(Items from a data source)
## Start

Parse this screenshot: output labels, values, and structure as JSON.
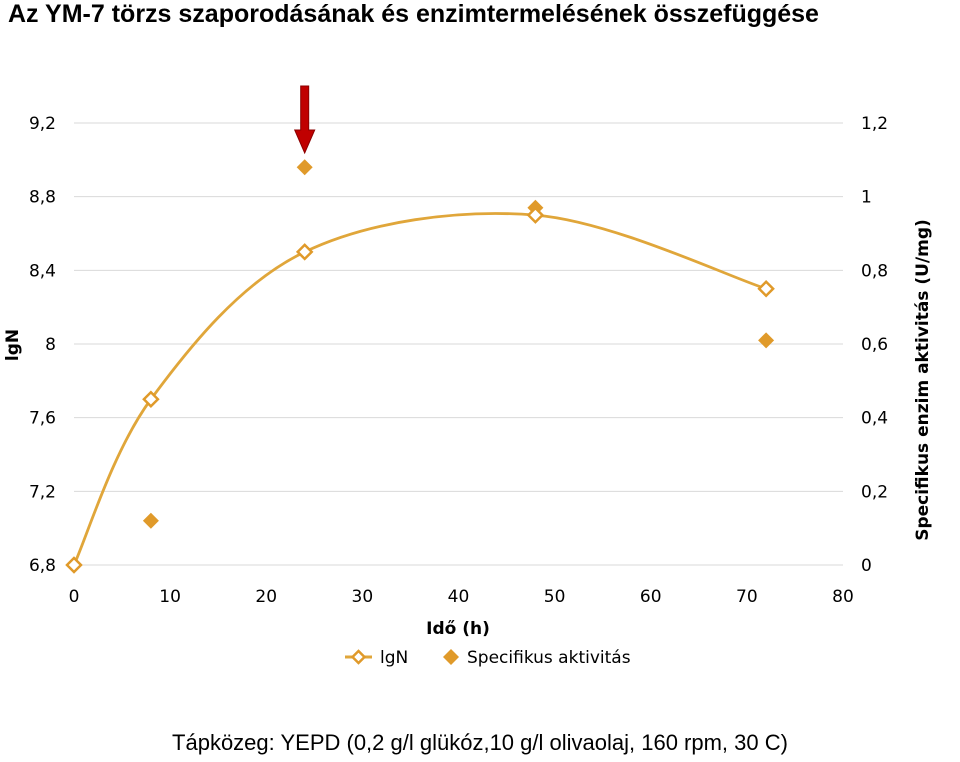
{
  "title": "Az YM-7 törzs szaporodásának és enzimtermelésének összefüggése",
  "footer": "Tápközeg: YEPD (0,2 g/l glükóz,10 g/l olivaolaj, 160 rpm, 30  C)",
  "colors": {
    "series": "#E09A2A",
    "line": "#E0A63A",
    "arrow": "#C00000",
    "arrow_outline": "#8B0000"
  },
  "chart_data": {
    "type": "scatter",
    "xlabel": "Idő (h)",
    "ylabel_left": "lgN",
    "ylabel_right": "Specifikus enzim aktivitás (U/mg)",
    "x_ticks": [
      "0",
      "10",
      "20",
      "30",
      "40",
      "50",
      "60",
      "70",
      "80"
    ],
    "y_left_ticks": [
      "6,8",
      "7,2",
      "7,6",
      "8",
      "8,4",
      "8,8",
      "9,2"
    ],
    "y_right_ticks": [
      "0",
      "0,2",
      "0,4",
      "0,6",
      "0,8",
      "1",
      "1,2"
    ],
    "xlim": [
      0,
      80
    ],
    "ylim_left": [
      6.8,
      9.2
    ],
    "ylim_right": [
      0,
      1.2
    ],
    "grid": "horizontal",
    "legend_position": "bottom",
    "series": [
      {
        "name": "lgN",
        "axis": "left",
        "style": "smooth-line-hollow-diamond",
        "x": [
          0,
          8,
          24,
          48,
          72
        ],
        "y": [
          6.8,
          7.7,
          8.5,
          8.7,
          8.3
        ]
      },
      {
        "name": "Specifikus aktivitás",
        "axis": "right",
        "style": "filled-diamond",
        "x": [
          0,
          8,
          24,
          48,
          72
        ],
        "y": [
          0,
          0.12,
          1.08,
          0.97,
          0.61
        ]
      }
    ],
    "annotations": [
      {
        "type": "arrow-down",
        "x": 24,
        "target_series": "Specifikus aktivitás"
      }
    ]
  }
}
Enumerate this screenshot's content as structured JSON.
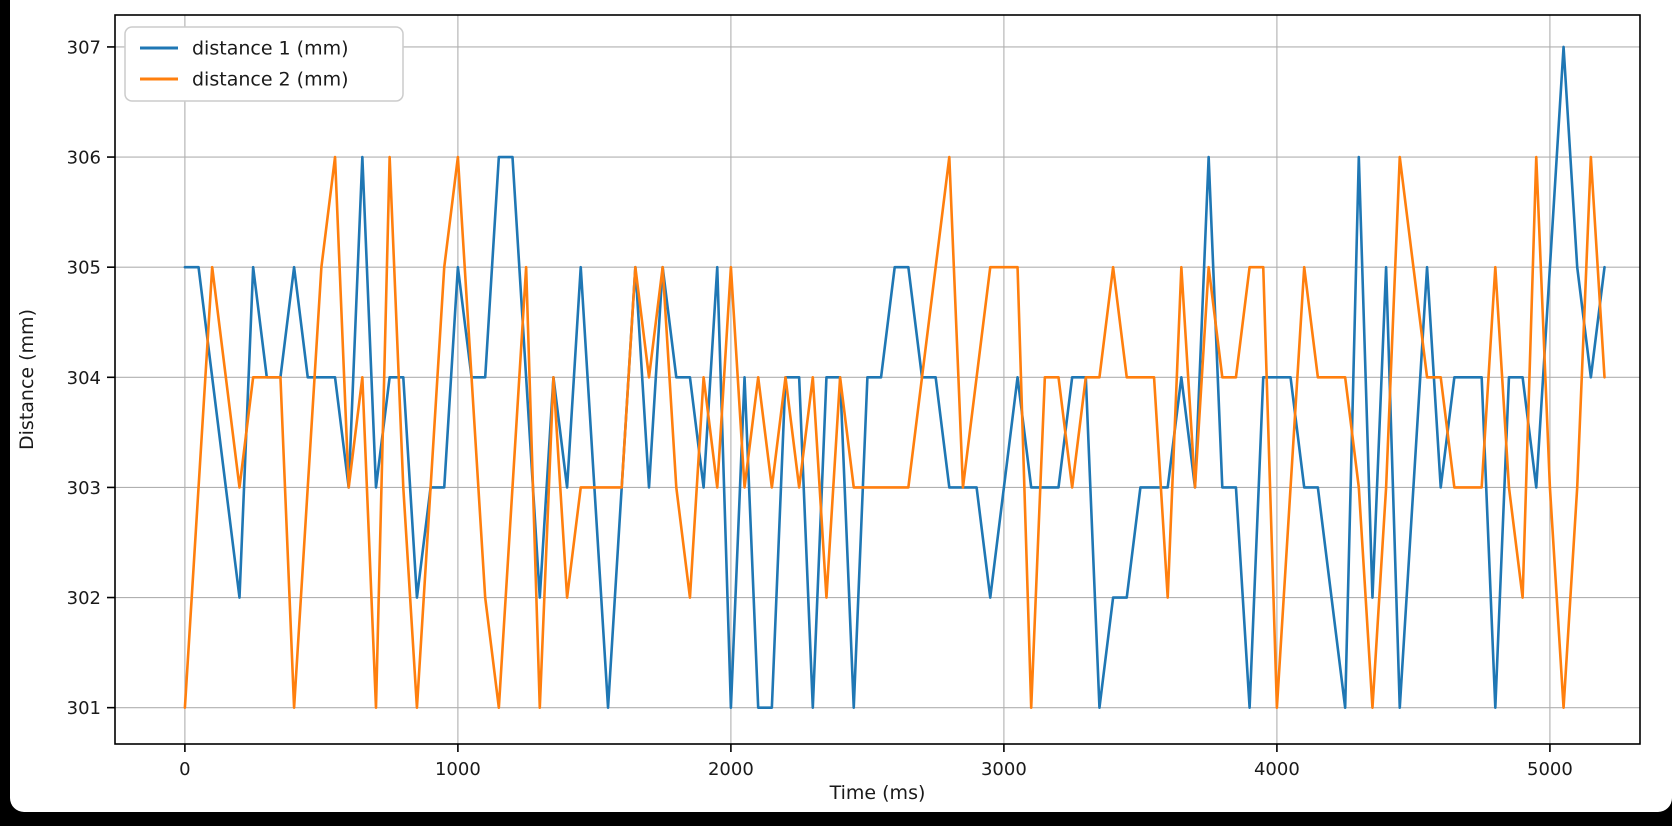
{
  "chart_data": {
    "type": "line",
    "title": "",
    "xlabel": "Time (ms)",
    "ylabel": "Distance (mm)",
    "x_start": 0,
    "x_step": 50,
    "x_end": 5200,
    "xlim": [
      -256,
      5330
    ],
    "ylim": [
      300.67,
      307.29
    ],
    "xticks": [
      0,
      1000,
      2000,
      3000,
      4000,
      5000
    ],
    "yticks": [
      301,
      302,
      303,
      304,
      305,
      306,
      307
    ],
    "grid": true,
    "legend_position": "upper-left",
    "series": [
      {
        "name": "distance 1 (mm)",
        "color": "#1f77b4",
        "values": [
          305,
          305,
          304,
          303,
          302,
          305,
          304,
          304,
          305,
          304,
          304,
          304,
          303,
          306,
          303,
          304,
          304,
          302,
          303,
          303,
          305,
          304,
          304,
          306,
          306,
          304,
          302,
          304,
          303,
          305,
          303,
          301,
          303,
          305,
          303,
          305,
          304,
          304,
          303,
          305,
          301,
          304,
          301,
          301,
          304,
          304,
          301,
          304,
          304,
          301,
          304,
          304,
          305,
          305,
          304,
          304,
          303,
          303,
          303,
          302,
          303,
          304,
          303,
          303,
          303,
          304,
          304,
          301,
          302,
          302,
          303,
          303,
          303,
          304,
          303,
          306,
          303,
          303,
          301,
          304,
          304,
          304,
          303,
          303,
          302,
          301,
          306,
          302,
          305,
          301,
          303,
          305,
          303,
          304,
          304,
          304,
          301,
          304,
          304,
          303,
          305,
          307,
          305,
          304,
          305
        ]
      },
      {
        "name": "distance 2 (mm)",
        "color": "#ff7f0e",
        "values": [
          301,
          303,
          305,
          304,
          303,
          304,
          304,
          304,
          301,
          303,
          305,
          306,
          303,
          304,
          301,
          306,
          303,
          301,
          303,
          305,
          306,
          304,
          302,
          301,
          303,
          305,
          301,
          304,
          302,
          303,
          303,
          303,
          303,
          305,
          304,
          305,
          303,
          302,
          304,
          303,
          305,
          303,
          304,
          303,
          304,
          303,
          304,
          302,
          304,
          303,
          303,
          303,
          303,
          303,
          304,
          305,
          306,
          303,
          304,
          305,
          305,
          305,
          301,
          304,
          304,
          303,
          304,
          304,
          305,
          304,
          304,
          304,
          302,
          305,
          303,
          305,
          304,
          304,
          305,
          305,
          301,
          303,
          305,
          304,
          304,
          304,
          303,
          301,
          303,
          306,
          305,
          304,
          304,
          303,
          303,
          303,
          305,
          303,
          302,
          306,
          303,
          301,
          303,
          306,
          304
        ]
      }
    ]
  },
  "style": {
    "page_bg": "#000000",
    "figure_bg": "#ffffff",
    "grid_color": "#b0b0b0",
    "spine_color": "#000000",
    "text_color": "#1a1a1a",
    "legend_border": "#cccccc"
  }
}
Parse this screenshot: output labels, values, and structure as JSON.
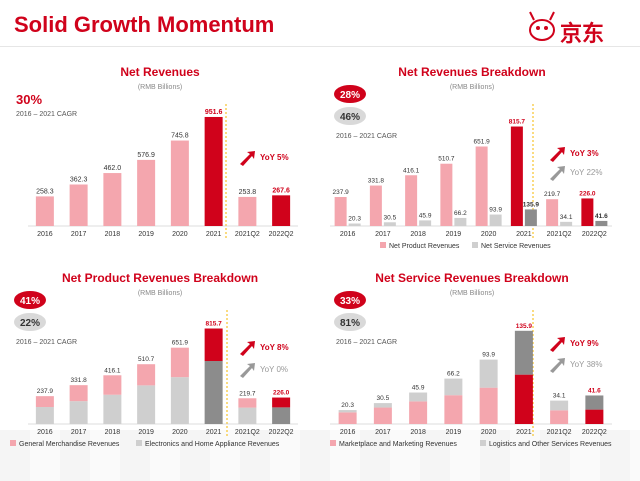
{
  "page": {
    "title": "Solid Growth Momentum",
    "logo_text": "京东"
  },
  "colors": {
    "brand_red": "#d0021b",
    "pink": "#f4a6ae",
    "grey": "#cfcfcf",
    "dark_grey": "#8c8c8c",
    "badge_red": "#d0021b",
    "badge_grey": "#d9d9d9",
    "yoy_grey": "#999999",
    "separator": "#f5b700"
  },
  "chart_data": [
    {
      "type": "bar",
      "title": "Net Revenues",
      "subtitle": "(RMB Billions)",
      "cagr": {
        "badges": [
          "30%"
        ],
        "caption": "2016 – 2021 CAGR"
      },
      "categories": [
        "2016",
        "2017",
        "2018",
        "2019",
        "2020",
        "2021",
        "2021Q2",
        "2022Q2"
      ],
      "series": [
        {
          "values": [
            258.3,
            362.3,
            462.0,
            576.9,
            745.8,
            951.6,
            253.8,
            267.6
          ]
        }
      ],
      "value_labels": [
        "258.3",
        "362.3",
        "462.0",
        "576.9",
        "745.8",
        "951.6",
        "253.8",
        "267.6"
      ],
      "yoy": [
        {
          "text": "YoY 5%",
          "style": "red"
        }
      ],
      "legend": []
    },
    {
      "type": "bar",
      "title": "Net Revenues Breakdown",
      "subtitle": "(RMB Billions)",
      "cagr": {
        "badges": [
          "28%",
          "46%"
        ],
        "caption": "2016 – 2021 CAGR"
      },
      "categories": [
        "2016",
        "2017",
        "2018",
        "2019",
        "2020",
        "2021",
        "2021Q2",
        "2022Q2"
      ],
      "series": [
        {
          "name": "Net Product Revenues",
          "values": [
            237.9,
            331.8,
            416.1,
            510.7,
            651.9,
            815.7,
            219.7,
            226.0
          ],
          "labels": [
            "237.9",
            "331.8",
            "416.1",
            "510.7",
            "651.9",
            "815.7",
            "219.7",
            "226.0"
          ]
        },
        {
          "name": "Net Service Revenues",
          "values": [
            20.3,
            30.5,
            45.9,
            66.2,
            93.9,
            135.9,
            34.1,
            41.6
          ],
          "labels": [
            "20.3",
            "30.5",
            "45.9",
            "66.2",
            "93.9",
            "135.9",
            "34.1",
            "41.6"
          ]
        }
      ],
      "yoy": [
        {
          "text": "YoY 3%",
          "style": "red"
        },
        {
          "text": "YoY 22%",
          "style": "grey"
        }
      ],
      "legend": [
        "Net Product Revenues",
        "Net Service Revenues"
      ]
    },
    {
      "type": "bar",
      "stacked": true,
      "title": "Net Product Revenues Breakdown",
      "subtitle": "(RMB Billions)",
      "cagr": {
        "badges": [
          "41%",
          "22%"
        ],
        "caption": "2016 – 2021 CAGR"
      },
      "categories": [
        "2016",
        "2017",
        "2018",
        "2019",
        "2020",
        "2021",
        "2021Q2",
        "2022Q2"
      ],
      "totals": [
        237.9,
        331.8,
        416.1,
        510.7,
        651.9,
        815.7,
        219.7,
        226.0
      ],
      "total_labels": [
        "237.9",
        "331.8",
        "416.1",
        "510.7",
        "651.9",
        "815.7",
        "219.7",
        "226.0"
      ],
      "series": [
        {
          "name": "Electronics and Home Appliance Revenues",
          "values": [
            145,
            195,
            250,
            330,
            400,
            538,
            140,
            142
          ]
        },
        {
          "name": "General Merchandise Revenues",
          "values": [
            92.9,
            136.8,
            166.1,
            180.7,
            251.9,
            277.7,
            79.7,
            84.0
          ]
        }
      ],
      "yoy": [
        {
          "text": "YoY 8%",
          "style": "red"
        },
        {
          "text": "YoY 0%",
          "style": "grey"
        }
      ],
      "legend": [
        "General Merchandise Revenues",
        "Electronics and Home Appliance Revenues"
      ]
    },
    {
      "type": "bar",
      "stacked": true,
      "title": "Net Service Revenues Breakdown",
      "subtitle": "(RMB Billions)",
      "cagr": {
        "badges": [
          "33%",
          "81%"
        ],
        "caption": "2016 – 2021 CAGR"
      },
      "categories": [
        "2016",
        "2017",
        "2018",
        "2019",
        "2020",
        "2021",
        "2021Q2",
        "2022Q2"
      ],
      "totals": [
        20.3,
        30.5,
        45.9,
        66.2,
        93.9,
        135.9,
        34.1,
        41.6
      ],
      "total_labels": [
        "20.3",
        "30.5",
        "45.9",
        "66.2",
        "93.9",
        "135.9",
        "34.1",
        "41.6"
      ],
      "series": [
        {
          "name": "Marketplace and Marketing Revenues",
          "values": [
            17,
            24,
            33,
            42,
            53,
            72,
            20,
            21
          ]
        },
        {
          "name": "Logistics and Other Services Revenues",
          "values": [
            3.3,
            6.5,
            12.9,
            24.2,
            40.9,
            63.9,
            14.1,
            20.6
          ]
        }
      ],
      "yoy": [
        {
          "text": "YoY 9%",
          "style": "red"
        },
        {
          "text": "YoY 38%",
          "style": "grey"
        }
      ],
      "legend": [
        "Marketplace and Marketing Revenues",
        "Logistics and Other Services Revenues"
      ]
    }
  ]
}
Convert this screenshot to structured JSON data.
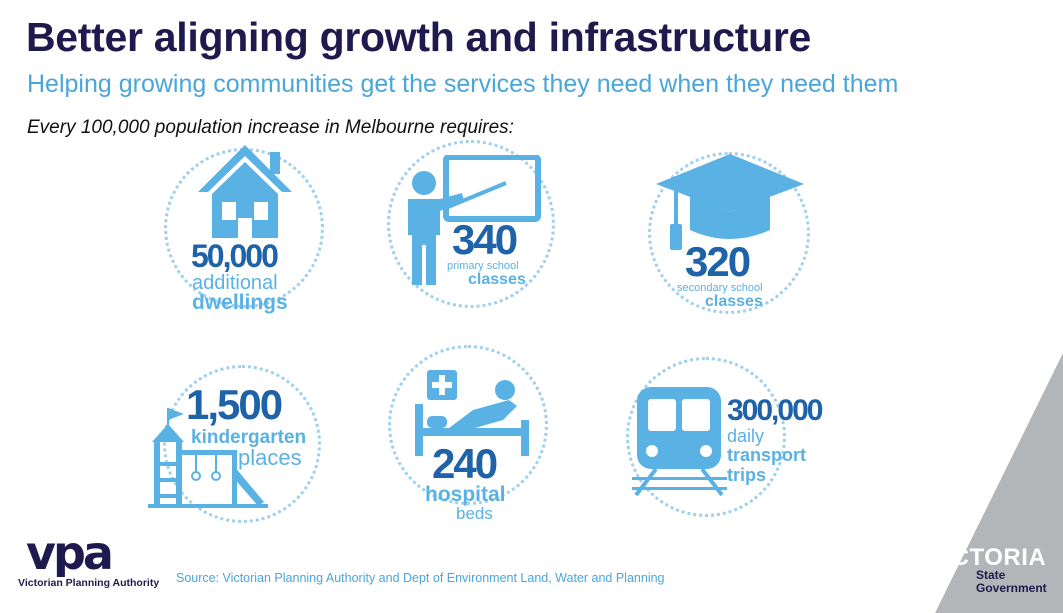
{
  "header": {
    "title": "Better aligning growth and infrastructure",
    "subtitle": "Helping growing communities get the services they need when they need them",
    "intro": "Every 100,000 population increase in Melbourne requires:"
  },
  "stats": {
    "dwellings": {
      "value": "50,000",
      "line1": "additional",
      "line2": "dwellings",
      "icon": "house-icon"
    },
    "primary": {
      "value": "340",
      "line1": "primary school",
      "line2": "classes",
      "icon": "teacher-icon"
    },
    "secondary": {
      "value": "320",
      "line1": "secondary school",
      "line2": "classes",
      "icon": "graduation-cap-icon"
    },
    "kinder": {
      "value": "1,500",
      "line1": "kindergarten",
      "line2": "places",
      "icon": "playground-icon"
    },
    "hospital": {
      "value": "240",
      "line1": "hospital",
      "line2": "beds",
      "icon": "hospital-bed-icon"
    },
    "transport": {
      "value": "300,000",
      "line1": "daily",
      "line2": "transport",
      "line3": "trips",
      "icon": "train-icon"
    }
  },
  "footer": {
    "vpa_logo_text": "vpa",
    "vpa_name": "Victorian Planning Authority",
    "source": "Source: Victorian Planning Authority and Dept of Environment Land, Water and Planning",
    "vic_word": "VICTORIA",
    "vic_line1": "State",
    "vic_line2": "Government"
  },
  "colors": {
    "title": "#1e1a4d",
    "accent": "#4aa6d9",
    "icon": "#5ab1e3",
    "number": "#1e62a8",
    "triangle": "#b3b6b8"
  }
}
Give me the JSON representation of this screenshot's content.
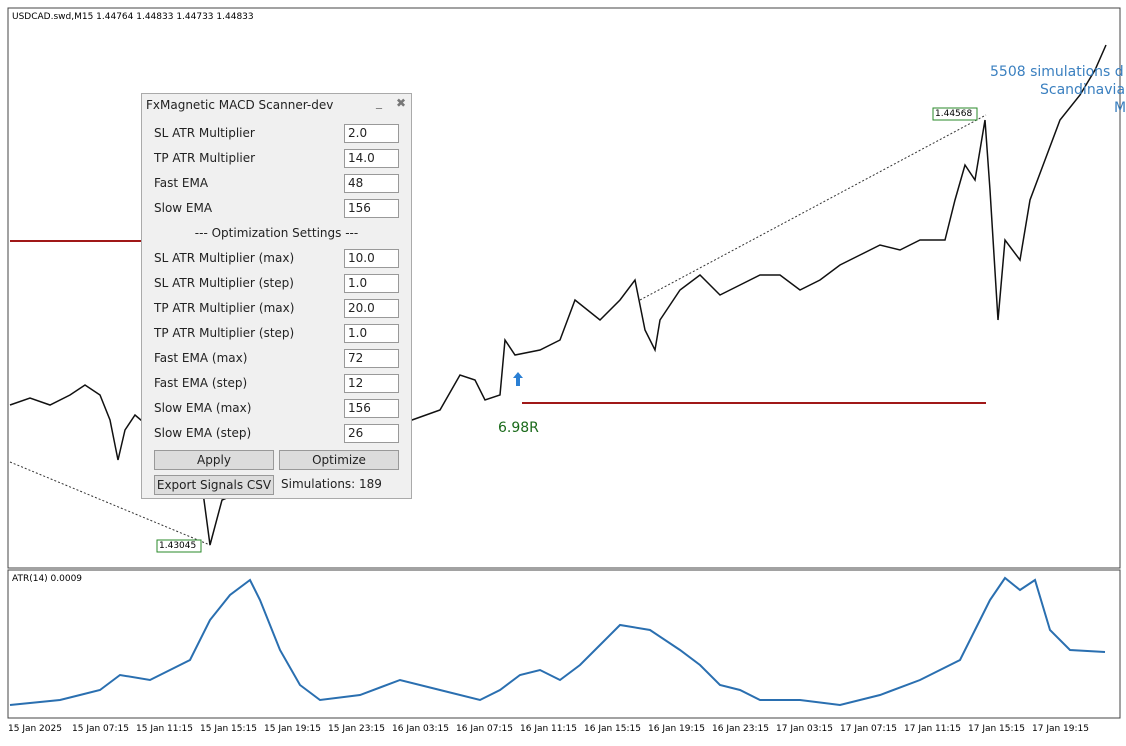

## End

• Challenge:
Every line of the listing that holds "hospital" should be found and copied.

• Exercise result:
    "hospital": {
      "line1": "hospital",
      "icon": "hospital-bed-icon"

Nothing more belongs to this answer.